[start of Material for this task]

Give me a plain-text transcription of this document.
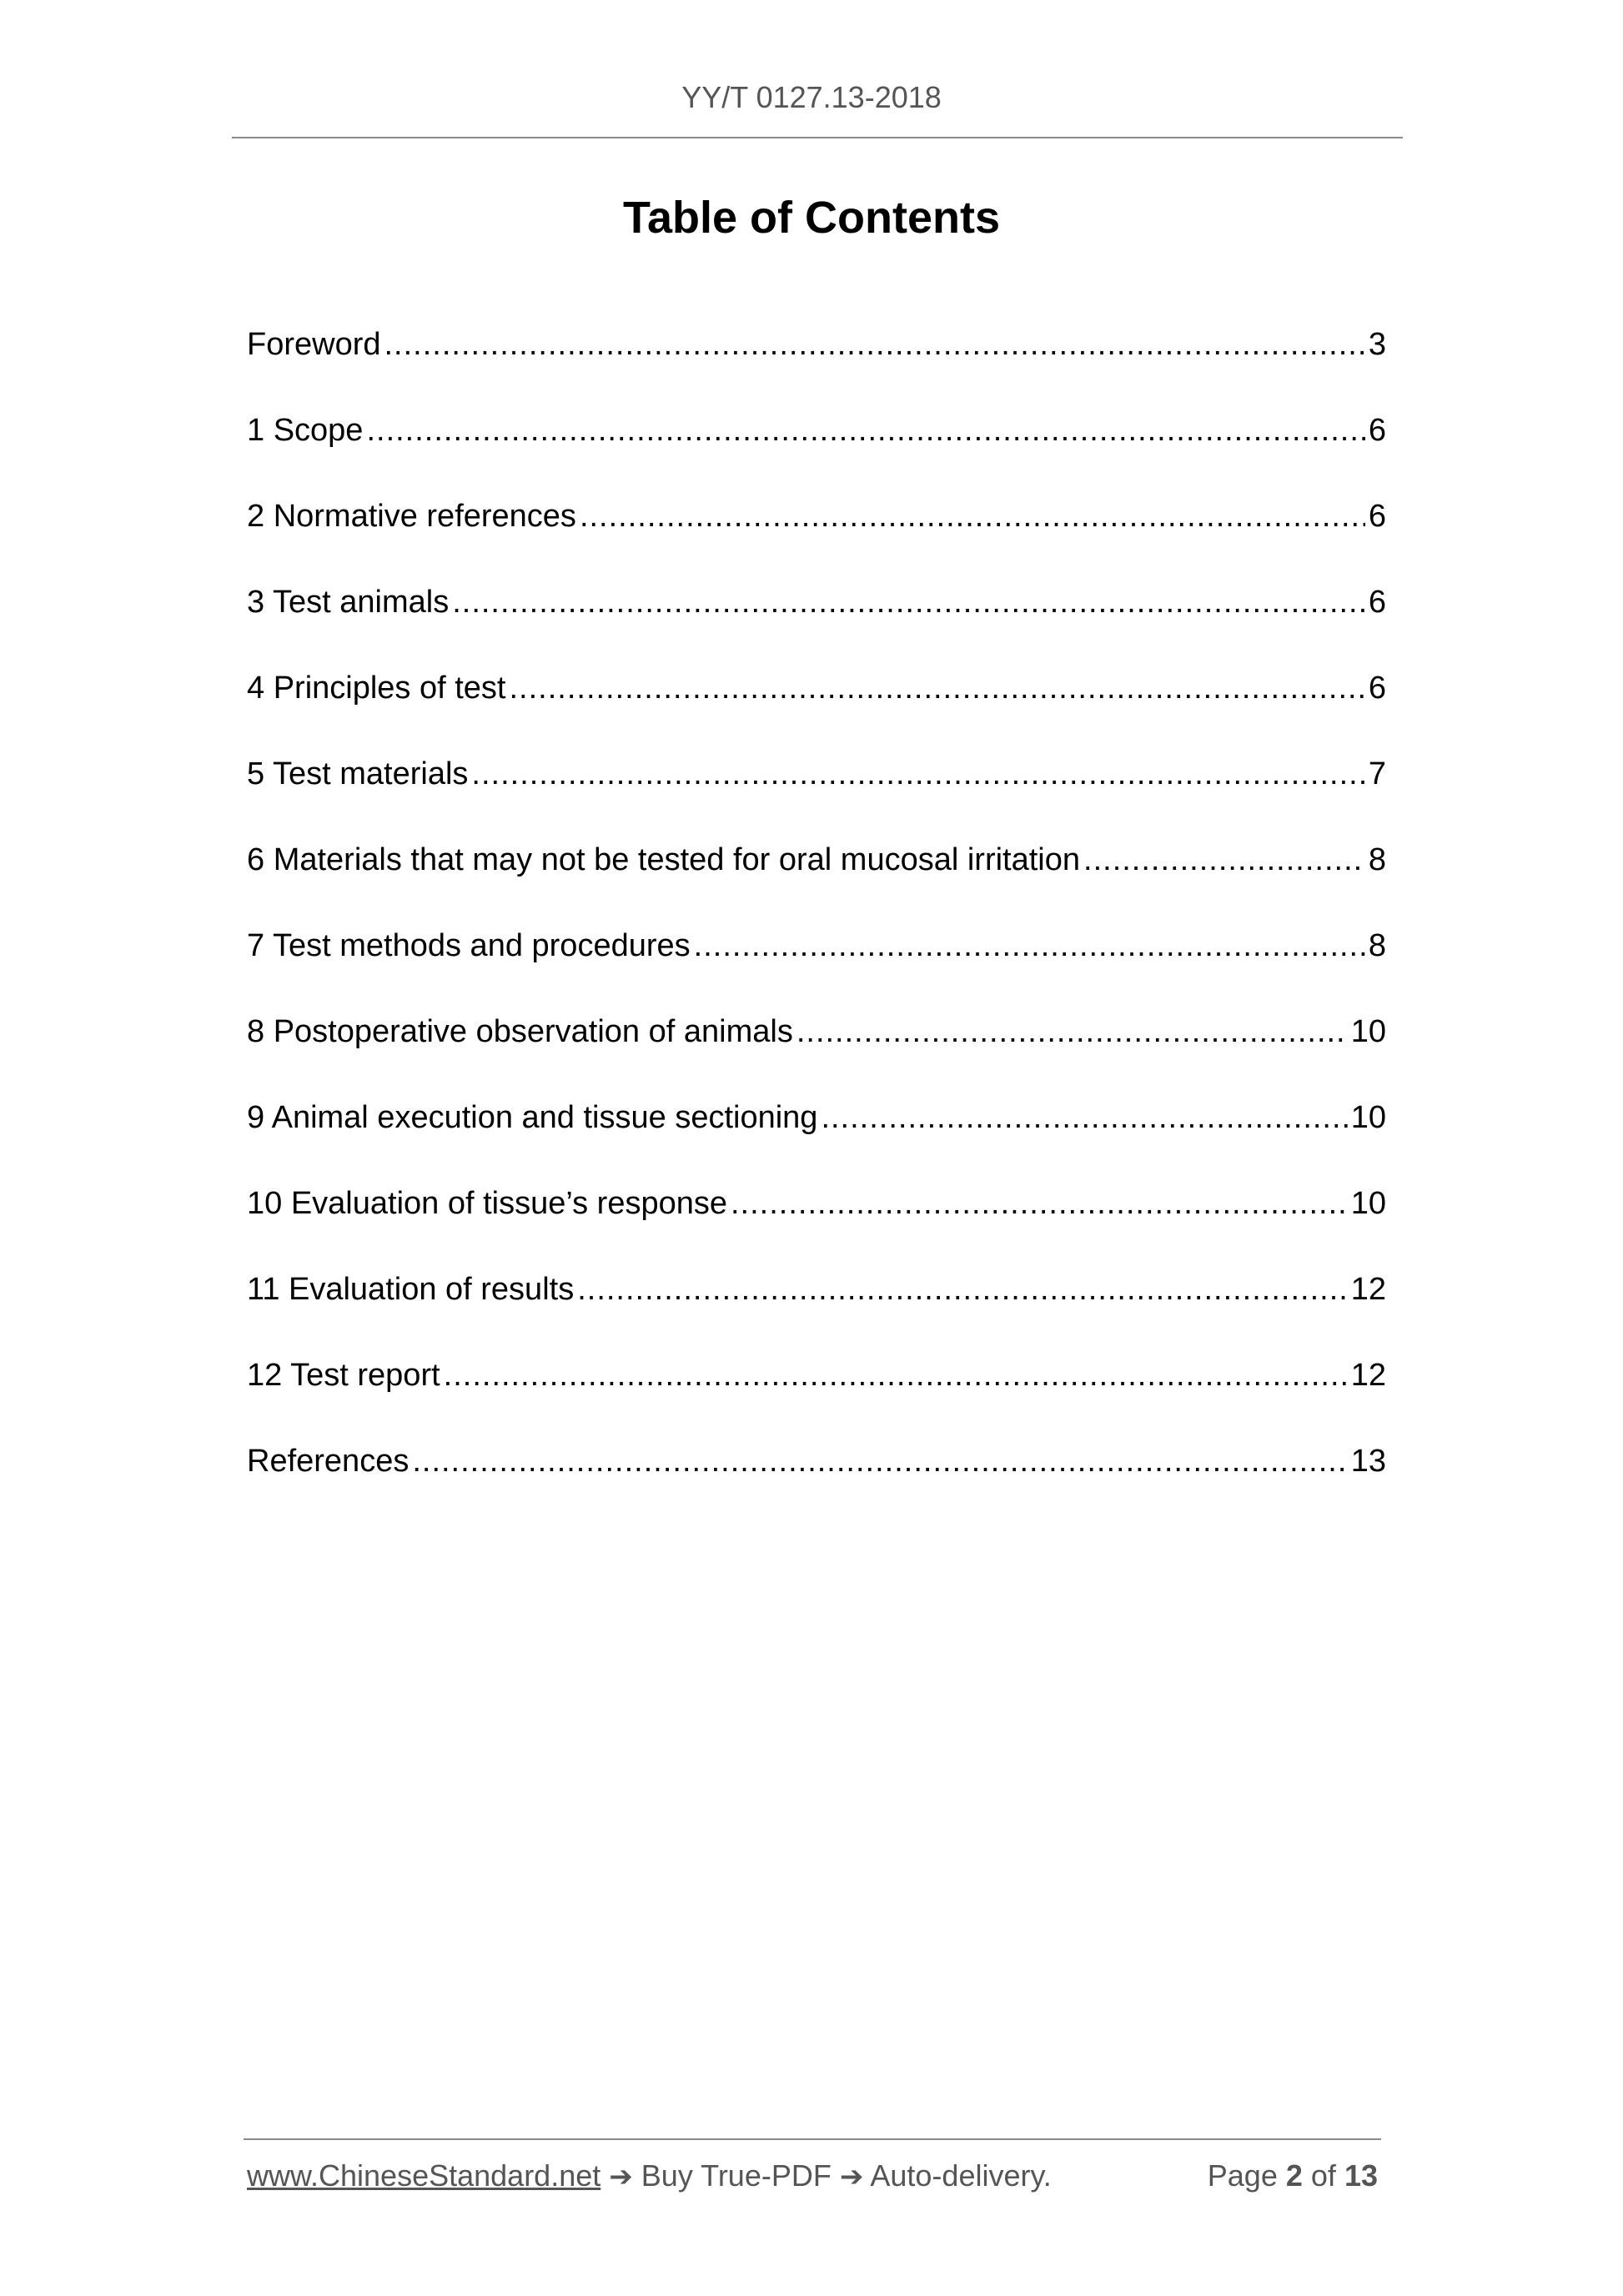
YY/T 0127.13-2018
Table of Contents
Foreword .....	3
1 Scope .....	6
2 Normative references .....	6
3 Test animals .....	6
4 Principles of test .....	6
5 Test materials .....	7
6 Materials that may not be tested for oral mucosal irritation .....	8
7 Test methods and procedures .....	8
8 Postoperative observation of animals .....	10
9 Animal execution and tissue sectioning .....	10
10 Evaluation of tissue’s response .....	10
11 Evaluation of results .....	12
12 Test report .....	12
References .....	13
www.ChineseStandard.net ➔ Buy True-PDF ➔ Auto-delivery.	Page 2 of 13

[end of Material for this task]
[start of Material for this task]

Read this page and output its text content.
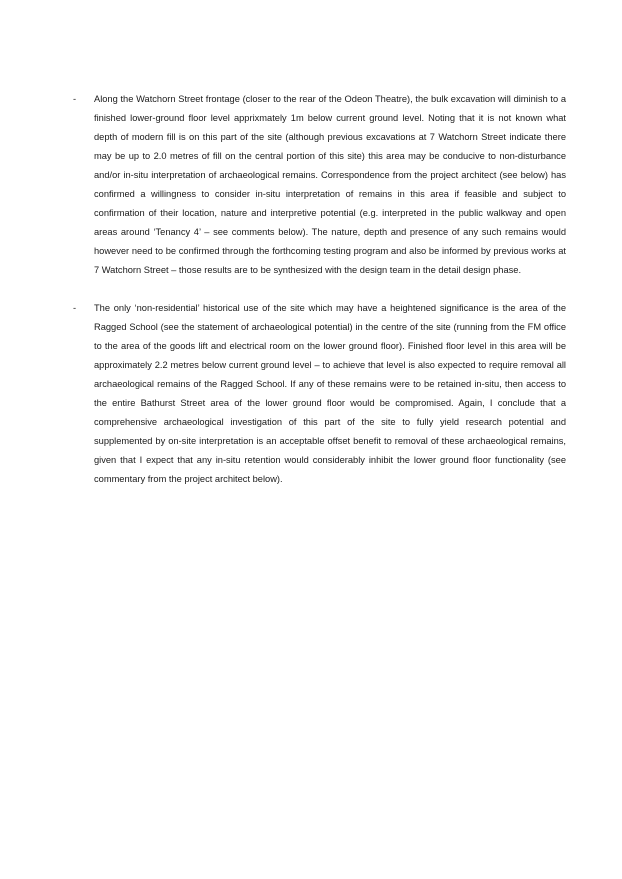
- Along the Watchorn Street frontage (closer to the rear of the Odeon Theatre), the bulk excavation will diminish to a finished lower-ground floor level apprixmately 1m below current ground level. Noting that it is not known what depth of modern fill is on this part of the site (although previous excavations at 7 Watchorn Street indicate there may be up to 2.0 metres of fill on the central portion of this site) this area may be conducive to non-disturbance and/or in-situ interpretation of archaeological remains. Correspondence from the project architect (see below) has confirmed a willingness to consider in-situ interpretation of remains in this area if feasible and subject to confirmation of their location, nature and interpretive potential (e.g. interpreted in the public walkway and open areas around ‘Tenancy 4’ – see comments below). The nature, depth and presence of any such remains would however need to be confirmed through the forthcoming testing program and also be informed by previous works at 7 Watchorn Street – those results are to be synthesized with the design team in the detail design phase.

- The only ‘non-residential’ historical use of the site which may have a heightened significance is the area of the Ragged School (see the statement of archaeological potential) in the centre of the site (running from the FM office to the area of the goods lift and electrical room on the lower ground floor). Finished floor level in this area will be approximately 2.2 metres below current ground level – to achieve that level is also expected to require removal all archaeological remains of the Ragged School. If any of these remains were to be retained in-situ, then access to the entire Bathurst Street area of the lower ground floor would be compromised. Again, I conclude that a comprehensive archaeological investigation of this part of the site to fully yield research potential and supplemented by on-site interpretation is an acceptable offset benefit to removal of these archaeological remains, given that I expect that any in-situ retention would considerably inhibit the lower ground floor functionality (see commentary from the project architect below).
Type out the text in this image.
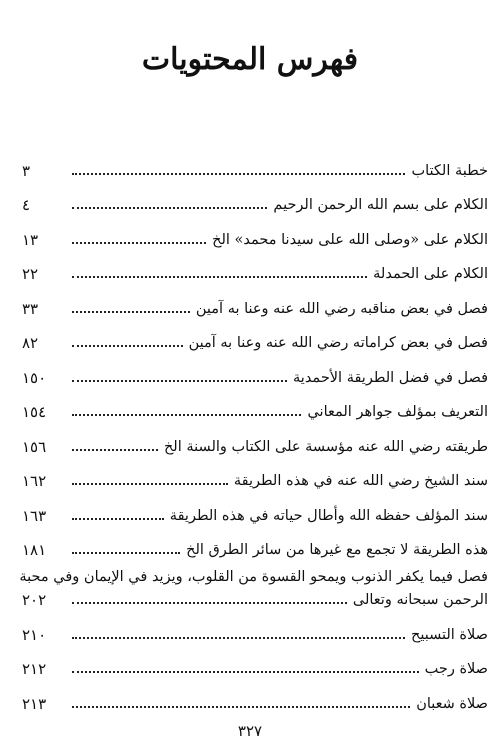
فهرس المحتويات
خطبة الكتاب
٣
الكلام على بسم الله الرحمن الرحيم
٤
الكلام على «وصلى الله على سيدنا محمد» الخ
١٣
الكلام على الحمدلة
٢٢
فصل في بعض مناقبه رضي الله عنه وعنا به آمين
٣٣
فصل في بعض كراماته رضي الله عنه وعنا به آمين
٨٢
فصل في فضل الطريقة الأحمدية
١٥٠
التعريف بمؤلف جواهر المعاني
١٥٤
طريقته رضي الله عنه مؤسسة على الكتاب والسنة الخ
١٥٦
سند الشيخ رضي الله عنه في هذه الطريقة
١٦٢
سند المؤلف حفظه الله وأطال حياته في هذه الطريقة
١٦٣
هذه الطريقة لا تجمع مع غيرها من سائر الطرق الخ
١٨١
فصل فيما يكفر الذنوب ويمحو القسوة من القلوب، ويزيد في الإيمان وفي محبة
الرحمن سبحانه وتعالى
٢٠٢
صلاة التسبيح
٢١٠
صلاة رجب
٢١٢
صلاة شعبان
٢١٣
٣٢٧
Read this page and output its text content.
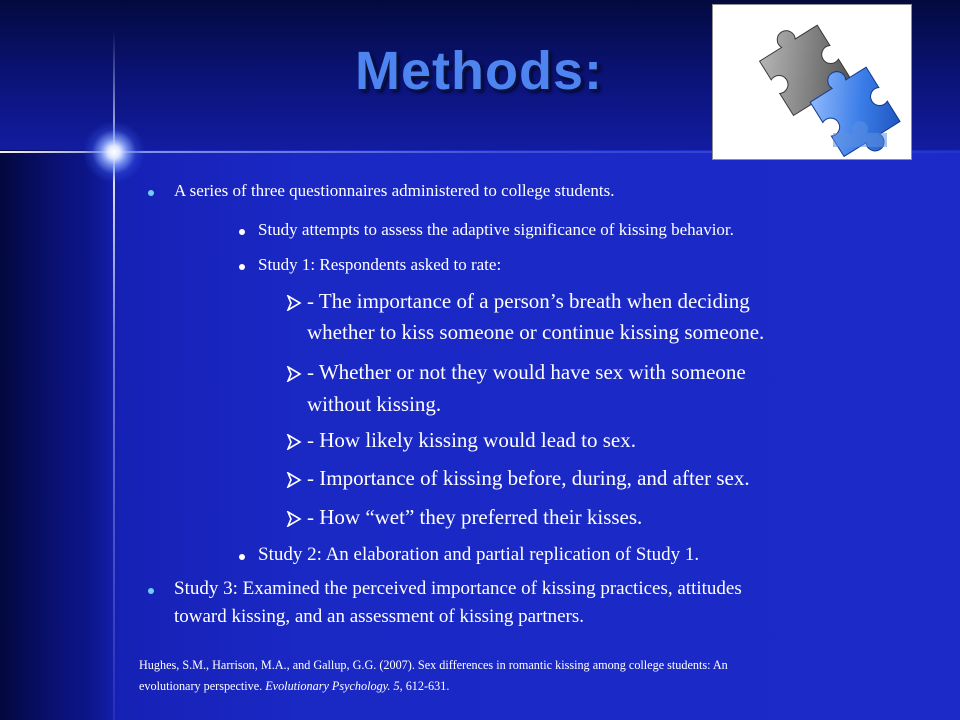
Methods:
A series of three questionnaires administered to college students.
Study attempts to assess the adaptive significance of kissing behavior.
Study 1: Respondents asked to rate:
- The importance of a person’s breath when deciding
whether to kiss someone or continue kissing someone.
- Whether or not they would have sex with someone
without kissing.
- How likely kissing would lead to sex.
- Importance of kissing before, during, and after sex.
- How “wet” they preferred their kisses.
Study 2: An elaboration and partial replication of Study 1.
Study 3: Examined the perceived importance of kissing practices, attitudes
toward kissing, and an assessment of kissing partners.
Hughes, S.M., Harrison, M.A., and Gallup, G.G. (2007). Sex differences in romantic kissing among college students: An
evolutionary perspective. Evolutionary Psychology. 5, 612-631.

[end of Material for this task]

__Given task__:
Filter the entries and copy out every line with the word "project".

__The answer__:
- Along the Watchorn Street frontage (closer to the rear of the Odeon Theatre), the bulk excavation will diminish to a finished lower-ground floor level apprixmately 1m below current ground level. Noting that it is not known what depth of modern fill is on this part of the site (although previous excavations at 7 Watchorn Street indicate there may be up to 2.0 metres of fill on the central portion of this site) this area may be conducive to non-disturbance and/or in-situ interpretation of archaeological remains. Correspondence from the project architect (see below) has confirmed a willingness to consider in-situ interpretation of remains in this area if feasible and subject to confirmation of their location, nature and interpretive potential (e.g. interpreted in the public walkway and open areas around ‘Tenancy 4’ – see comments below). The nature, depth and presence of any such remains would however need to be confirmed through the forthcoming testing program and also be informed by previous works at 7 Watchorn Street – those results are to be synthesized with the design team in the detail design phase.
- The only ‘non-residential’ historical use of the site which may have a heightened significance is the area of the Ragged School (see the statement of archaeological potential) in the centre of the site (running from the FM office to the area of the goods lift and electrical room on the lower ground floor). Finished floor level in this area will be approximately 2.2 metres below current ground level – to achieve that level is also expected to require removal all archaeological remains of the Ragged School. If any of these remains were to be retained in-situ, then access to the entire Bathurst Street area of the lower ground floor would be compromised. Again, I conclude that a comprehensive archaeological investigation of this part of the site to fully yield research potential and supplemented by on-site interpretation is an acceptable offset benefit to removal of these archaeological remains, given that I expect that any in-situ retention would considerably inhibit the lower ground floor functionality (see commentary from the project architect below).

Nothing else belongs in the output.